**Dataset extract:**
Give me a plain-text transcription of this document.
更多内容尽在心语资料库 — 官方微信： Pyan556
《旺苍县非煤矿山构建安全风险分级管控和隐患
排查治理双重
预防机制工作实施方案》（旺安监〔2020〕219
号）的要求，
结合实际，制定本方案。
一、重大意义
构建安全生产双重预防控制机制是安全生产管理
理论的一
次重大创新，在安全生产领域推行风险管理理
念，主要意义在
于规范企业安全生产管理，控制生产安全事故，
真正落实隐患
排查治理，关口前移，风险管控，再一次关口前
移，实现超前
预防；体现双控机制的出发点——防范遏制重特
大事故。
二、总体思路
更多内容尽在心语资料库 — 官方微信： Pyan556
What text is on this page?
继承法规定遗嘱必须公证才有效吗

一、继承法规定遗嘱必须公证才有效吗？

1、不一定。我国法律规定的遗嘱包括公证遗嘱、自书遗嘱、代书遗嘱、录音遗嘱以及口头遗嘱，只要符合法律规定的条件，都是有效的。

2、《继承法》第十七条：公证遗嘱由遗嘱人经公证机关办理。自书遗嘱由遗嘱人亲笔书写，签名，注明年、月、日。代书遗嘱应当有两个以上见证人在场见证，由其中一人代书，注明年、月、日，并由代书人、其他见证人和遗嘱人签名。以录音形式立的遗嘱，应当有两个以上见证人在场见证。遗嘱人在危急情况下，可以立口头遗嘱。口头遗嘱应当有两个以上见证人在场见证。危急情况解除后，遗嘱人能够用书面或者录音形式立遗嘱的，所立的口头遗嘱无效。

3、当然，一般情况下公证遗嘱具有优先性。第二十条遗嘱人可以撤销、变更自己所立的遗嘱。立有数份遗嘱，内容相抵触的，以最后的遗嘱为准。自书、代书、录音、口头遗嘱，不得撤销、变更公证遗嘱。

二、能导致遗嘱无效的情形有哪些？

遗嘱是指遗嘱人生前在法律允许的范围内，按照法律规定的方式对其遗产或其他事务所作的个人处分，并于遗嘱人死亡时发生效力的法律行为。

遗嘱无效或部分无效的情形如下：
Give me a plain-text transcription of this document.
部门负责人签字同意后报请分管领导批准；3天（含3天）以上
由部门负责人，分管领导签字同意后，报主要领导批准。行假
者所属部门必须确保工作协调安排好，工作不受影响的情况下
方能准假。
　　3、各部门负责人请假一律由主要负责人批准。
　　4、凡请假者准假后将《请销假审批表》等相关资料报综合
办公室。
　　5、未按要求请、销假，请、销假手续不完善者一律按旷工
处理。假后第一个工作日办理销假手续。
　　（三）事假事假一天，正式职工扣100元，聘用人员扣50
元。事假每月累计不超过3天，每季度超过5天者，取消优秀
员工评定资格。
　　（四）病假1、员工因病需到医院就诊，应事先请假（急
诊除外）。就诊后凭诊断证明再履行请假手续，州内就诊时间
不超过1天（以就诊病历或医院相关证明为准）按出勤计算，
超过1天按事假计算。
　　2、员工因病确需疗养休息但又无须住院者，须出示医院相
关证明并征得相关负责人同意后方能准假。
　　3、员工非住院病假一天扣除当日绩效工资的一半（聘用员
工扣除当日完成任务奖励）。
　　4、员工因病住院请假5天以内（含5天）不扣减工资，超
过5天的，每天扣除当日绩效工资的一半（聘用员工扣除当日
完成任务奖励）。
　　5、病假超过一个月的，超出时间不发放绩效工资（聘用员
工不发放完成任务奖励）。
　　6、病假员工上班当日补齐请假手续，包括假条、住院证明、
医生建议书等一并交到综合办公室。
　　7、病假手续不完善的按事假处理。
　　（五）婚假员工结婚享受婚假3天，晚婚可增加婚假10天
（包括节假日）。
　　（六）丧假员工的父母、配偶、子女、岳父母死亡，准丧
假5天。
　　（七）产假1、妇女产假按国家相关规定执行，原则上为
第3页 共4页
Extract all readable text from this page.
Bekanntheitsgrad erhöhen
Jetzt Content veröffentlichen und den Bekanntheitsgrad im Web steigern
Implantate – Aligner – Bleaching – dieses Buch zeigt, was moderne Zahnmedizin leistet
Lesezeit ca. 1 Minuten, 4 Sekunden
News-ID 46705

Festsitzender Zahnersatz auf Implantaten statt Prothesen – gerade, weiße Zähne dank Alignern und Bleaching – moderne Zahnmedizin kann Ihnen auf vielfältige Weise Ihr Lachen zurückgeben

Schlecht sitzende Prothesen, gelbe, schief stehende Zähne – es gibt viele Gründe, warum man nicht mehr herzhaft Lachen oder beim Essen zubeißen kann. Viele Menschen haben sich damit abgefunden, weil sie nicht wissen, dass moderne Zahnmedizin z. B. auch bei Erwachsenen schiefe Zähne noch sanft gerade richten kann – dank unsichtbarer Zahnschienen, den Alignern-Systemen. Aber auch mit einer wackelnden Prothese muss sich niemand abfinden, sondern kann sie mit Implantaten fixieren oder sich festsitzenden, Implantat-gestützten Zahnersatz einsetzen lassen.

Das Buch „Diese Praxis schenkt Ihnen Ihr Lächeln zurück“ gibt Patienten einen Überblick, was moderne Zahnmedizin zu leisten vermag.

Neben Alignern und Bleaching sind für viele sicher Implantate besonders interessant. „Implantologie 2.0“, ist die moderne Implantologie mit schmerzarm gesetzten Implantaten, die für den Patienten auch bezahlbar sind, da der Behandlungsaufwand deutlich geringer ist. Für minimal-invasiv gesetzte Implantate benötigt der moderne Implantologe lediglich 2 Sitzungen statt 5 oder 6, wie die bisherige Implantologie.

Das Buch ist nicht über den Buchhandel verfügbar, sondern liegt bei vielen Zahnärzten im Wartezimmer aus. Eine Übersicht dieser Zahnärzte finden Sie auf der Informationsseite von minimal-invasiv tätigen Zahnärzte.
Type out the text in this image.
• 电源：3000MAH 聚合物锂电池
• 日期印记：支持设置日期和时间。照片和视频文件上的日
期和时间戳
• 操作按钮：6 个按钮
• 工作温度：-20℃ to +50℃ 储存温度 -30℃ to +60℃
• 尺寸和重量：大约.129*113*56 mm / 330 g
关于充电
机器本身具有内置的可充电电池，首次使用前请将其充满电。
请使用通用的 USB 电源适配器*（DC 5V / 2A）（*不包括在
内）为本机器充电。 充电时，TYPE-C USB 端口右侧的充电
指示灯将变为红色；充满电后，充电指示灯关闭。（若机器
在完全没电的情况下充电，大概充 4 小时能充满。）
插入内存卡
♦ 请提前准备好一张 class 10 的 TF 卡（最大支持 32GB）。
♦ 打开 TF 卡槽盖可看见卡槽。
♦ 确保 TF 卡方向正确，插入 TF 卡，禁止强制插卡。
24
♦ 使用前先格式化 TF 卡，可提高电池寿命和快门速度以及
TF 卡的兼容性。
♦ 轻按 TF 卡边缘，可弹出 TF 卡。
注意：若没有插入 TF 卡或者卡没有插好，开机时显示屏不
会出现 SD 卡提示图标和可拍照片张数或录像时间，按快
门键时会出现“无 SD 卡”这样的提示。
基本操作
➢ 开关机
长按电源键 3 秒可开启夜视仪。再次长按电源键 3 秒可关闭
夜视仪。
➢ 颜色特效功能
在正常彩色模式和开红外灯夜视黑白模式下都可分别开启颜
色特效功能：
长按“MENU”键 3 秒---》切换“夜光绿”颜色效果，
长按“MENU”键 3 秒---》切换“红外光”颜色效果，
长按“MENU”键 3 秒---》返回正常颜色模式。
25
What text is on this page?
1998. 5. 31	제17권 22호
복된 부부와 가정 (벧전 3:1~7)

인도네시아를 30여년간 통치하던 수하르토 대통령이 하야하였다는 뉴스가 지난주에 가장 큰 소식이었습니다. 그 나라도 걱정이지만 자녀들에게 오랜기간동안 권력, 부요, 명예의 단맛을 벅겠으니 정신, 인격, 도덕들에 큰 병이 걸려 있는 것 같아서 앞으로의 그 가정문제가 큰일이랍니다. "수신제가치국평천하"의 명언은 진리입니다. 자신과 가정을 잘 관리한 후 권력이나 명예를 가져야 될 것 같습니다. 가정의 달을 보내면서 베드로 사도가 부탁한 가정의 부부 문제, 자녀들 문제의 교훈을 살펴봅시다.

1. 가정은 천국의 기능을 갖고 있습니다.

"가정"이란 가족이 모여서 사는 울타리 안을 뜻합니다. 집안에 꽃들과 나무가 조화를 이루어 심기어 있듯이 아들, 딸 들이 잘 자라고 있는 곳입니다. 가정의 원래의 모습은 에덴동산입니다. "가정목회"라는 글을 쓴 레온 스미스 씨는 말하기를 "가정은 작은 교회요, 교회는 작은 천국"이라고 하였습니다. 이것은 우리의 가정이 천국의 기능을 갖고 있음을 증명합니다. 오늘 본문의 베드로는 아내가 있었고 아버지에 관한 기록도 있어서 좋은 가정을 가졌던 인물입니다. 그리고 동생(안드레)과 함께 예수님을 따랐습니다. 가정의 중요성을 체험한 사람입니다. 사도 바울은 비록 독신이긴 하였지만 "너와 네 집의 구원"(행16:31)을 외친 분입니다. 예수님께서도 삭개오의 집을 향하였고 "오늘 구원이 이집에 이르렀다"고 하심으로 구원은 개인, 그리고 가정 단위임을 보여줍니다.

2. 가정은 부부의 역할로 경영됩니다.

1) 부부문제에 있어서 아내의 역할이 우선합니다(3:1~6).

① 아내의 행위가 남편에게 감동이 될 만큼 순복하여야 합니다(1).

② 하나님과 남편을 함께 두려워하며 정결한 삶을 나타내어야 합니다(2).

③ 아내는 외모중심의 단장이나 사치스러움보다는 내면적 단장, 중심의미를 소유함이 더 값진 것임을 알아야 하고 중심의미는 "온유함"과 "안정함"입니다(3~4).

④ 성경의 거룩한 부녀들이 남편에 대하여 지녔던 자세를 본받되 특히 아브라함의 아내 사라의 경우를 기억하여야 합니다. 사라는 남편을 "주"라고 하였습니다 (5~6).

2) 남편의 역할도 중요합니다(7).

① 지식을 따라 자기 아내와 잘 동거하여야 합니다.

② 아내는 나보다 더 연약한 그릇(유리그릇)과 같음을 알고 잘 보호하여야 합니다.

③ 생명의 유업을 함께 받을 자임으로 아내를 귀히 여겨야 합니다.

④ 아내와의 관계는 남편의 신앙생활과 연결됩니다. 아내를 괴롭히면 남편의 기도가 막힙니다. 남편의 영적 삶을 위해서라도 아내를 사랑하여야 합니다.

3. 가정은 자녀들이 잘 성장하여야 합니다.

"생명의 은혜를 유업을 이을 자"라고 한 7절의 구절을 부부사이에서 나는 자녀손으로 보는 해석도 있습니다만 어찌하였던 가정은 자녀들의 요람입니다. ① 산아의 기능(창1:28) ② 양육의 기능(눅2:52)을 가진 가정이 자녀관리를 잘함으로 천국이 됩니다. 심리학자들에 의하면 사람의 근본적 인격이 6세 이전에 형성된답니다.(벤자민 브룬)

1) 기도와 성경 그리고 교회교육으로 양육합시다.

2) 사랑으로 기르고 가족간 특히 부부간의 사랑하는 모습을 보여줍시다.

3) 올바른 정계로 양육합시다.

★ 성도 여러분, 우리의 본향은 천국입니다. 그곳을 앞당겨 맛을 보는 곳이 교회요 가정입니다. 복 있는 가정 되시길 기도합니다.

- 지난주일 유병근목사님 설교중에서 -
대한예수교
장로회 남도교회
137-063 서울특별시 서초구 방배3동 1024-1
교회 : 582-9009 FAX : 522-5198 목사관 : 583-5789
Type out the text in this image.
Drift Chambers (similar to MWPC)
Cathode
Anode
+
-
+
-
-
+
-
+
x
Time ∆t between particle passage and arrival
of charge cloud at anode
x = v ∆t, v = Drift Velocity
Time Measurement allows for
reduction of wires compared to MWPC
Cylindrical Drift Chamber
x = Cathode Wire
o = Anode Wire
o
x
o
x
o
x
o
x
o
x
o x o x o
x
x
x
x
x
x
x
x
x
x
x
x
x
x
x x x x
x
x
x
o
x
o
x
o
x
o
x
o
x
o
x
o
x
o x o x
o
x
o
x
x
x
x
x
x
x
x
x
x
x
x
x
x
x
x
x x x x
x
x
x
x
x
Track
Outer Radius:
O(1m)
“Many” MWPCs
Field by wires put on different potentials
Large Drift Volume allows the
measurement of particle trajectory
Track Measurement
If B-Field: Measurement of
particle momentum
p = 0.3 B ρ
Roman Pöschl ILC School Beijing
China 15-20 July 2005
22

**Given request:** Pull out all lines of the data with the string "继承法规定遗嘱必须公证才有效吗".

**Completed exercise:**
继承法规定遗嘱必须公证才有效吗
一、继承法规定遗嘱必须公证才有效吗？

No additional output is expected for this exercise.